»»
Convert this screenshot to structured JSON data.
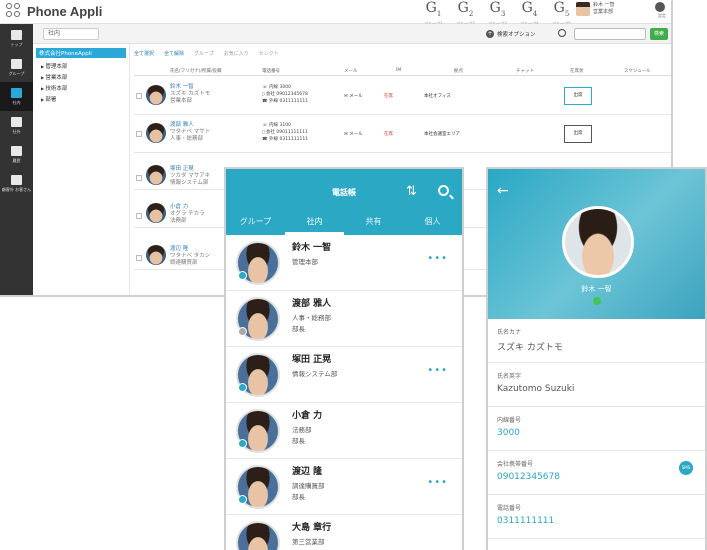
{
  "app": {
    "title": "Phone Appli"
  },
  "groups": [
    {
      "code": "G",
      "num": "1",
      "label": "グループ1"
    },
    {
      "code": "G",
      "num": "2",
      "label": "グループ2"
    },
    {
      "code": "G",
      "num": "3",
      "label": "グループ3"
    },
    {
      "code": "G",
      "num": "4",
      "label": "グループ4"
    },
    {
      "code": "G",
      "num": "5",
      "label": "グループ5"
    }
  ],
  "user": {
    "name": "鈴木 一智",
    "sub": "営業本部"
  },
  "settings_label": "設定",
  "sidebar": [
    {
      "label": "トップ",
      "icon": "home-icon"
    },
    {
      "label": "グループ",
      "icon": "group-icon"
    },
    {
      "label": "社内",
      "icon": "org-icon",
      "active": true
    },
    {
      "label": "社外",
      "icon": "contact-card-icon"
    },
    {
      "label": "履歴",
      "icon": "history-icon"
    },
    {
      "label": "顧客外\nお客さん",
      "icon": "pin-icon"
    }
  ],
  "toolbar": {
    "breadcrumb": "社内",
    "advanced_option": "検索オプション",
    "search_button": "検索"
  },
  "tree": {
    "root": "株式会社PhoneAppli",
    "nodes": [
      "管理本部",
      "営業本部",
      "技術本部",
      "部署"
    ]
  },
  "table_actions": [
    "全て選択",
    "全て解除",
    "グループ",
    "お気に入り",
    "セレクト"
  ],
  "table_headers": [
    "氏名(フリガナ)/所属/役職",
    "電話番号",
    "メール",
    "IM",
    "拠点",
    "チャット",
    "在席状",
    "スケジュール"
  ],
  "desktop_rows": [
    {
      "name": "鈴木 一智",
      "kana": "スズキ カズトモ",
      "dept": "営業本部",
      "tel1": "3000",
      "tel2": "09012345678",
      "tel3": "0311111111",
      "mail": "メール",
      "status": "在席",
      "location": "本社オフィス",
      "presence": "出席"
    },
    {
      "name": "渡部 雅人",
      "kana": "ワタナベ マサト",
      "dept": "人事・総務部",
      "tel1": "3100",
      "tel2": "09011111111",
      "tel3": "0311111111",
      "mail": "メール",
      "status": "在席",
      "location": "本社会議室エリア",
      "presence": "出席"
    },
    {
      "name": "塚田 正晃",
      "kana": "ツカダ マサアキ",
      "dept": "情報システム部",
      "tel1": "",
      "tel2": "",
      "tel3": "",
      "mail": "",
      "status": "",
      "location": "",
      "presence": ""
    },
    {
      "name": "小倉 力",
      "kana": "オグラ チカラ",
      "dept": "法務部",
      "tel1": "",
      "tel2": "",
      "tel3": "",
      "mail": "",
      "status": "",
      "location": "",
      "presence": ""
    },
    {
      "name": "渡辺 隆",
      "kana": "ワタナベ タカシ",
      "dept": "調達購買部",
      "tel1": "",
      "tel2": "",
      "tel3": "",
      "mail": "",
      "status": "",
      "location": "",
      "presence": ""
    }
  ],
  "phone_list": {
    "title": "電話帳",
    "tabs": [
      "グループ",
      "社内",
      "共有",
      "個人"
    ],
    "active_tab": 1,
    "contacts": [
      {
        "name": "鈴木 一智",
        "dept": "管理本部",
        "title": "",
        "has_more": true
      },
      {
        "name": "渡部 雅人",
        "dept": "人事・総務部",
        "title": "部長",
        "has_more": false
      },
      {
        "name": "塚田 正晃",
        "dept": "情報システム部",
        "title": "",
        "has_more": true
      },
      {
        "name": "小倉 力",
        "dept": "法務部",
        "title": "部長",
        "has_more": false
      },
      {
        "name": "渡辺 隆",
        "dept": "調達購買部",
        "title": "部長",
        "has_more": true
      },
      {
        "name": "大島 章行",
        "dept": "第三営業部",
        "title": "",
        "has_more": false
      }
    ]
  },
  "phone_detail": {
    "name": "鈴木 一智",
    "fields": [
      {
        "label": "氏名カナ",
        "value": "スズキ カズトモ",
        "link": false
      },
      {
        "label": "氏名英字",
        "value": "Kazutomo Suzuki",
        "link": false
      },
      {
        "label": "内線番号",
        "value": "3000",
        "link": true
      },
      {
        "label": "会社携帯番号",
        "value": "09012345678",
        "link": true,
        "sms": "SMS"
      },
      {
        "label": "電話番号",
        "value": "0311111111",
        "link": true
      }
    ]
  }
}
««
What you have to do
Go through the entries and return each line where the word "kana" appears.

Problem solution
      "kana": "スズキ カズトモ",
      "kana": "ワタナベ マサト",
      "kana": "ツカダ マサアキ",
      "kana": "オグラ チカラ",
      "kana": "ワタナベ タカシ",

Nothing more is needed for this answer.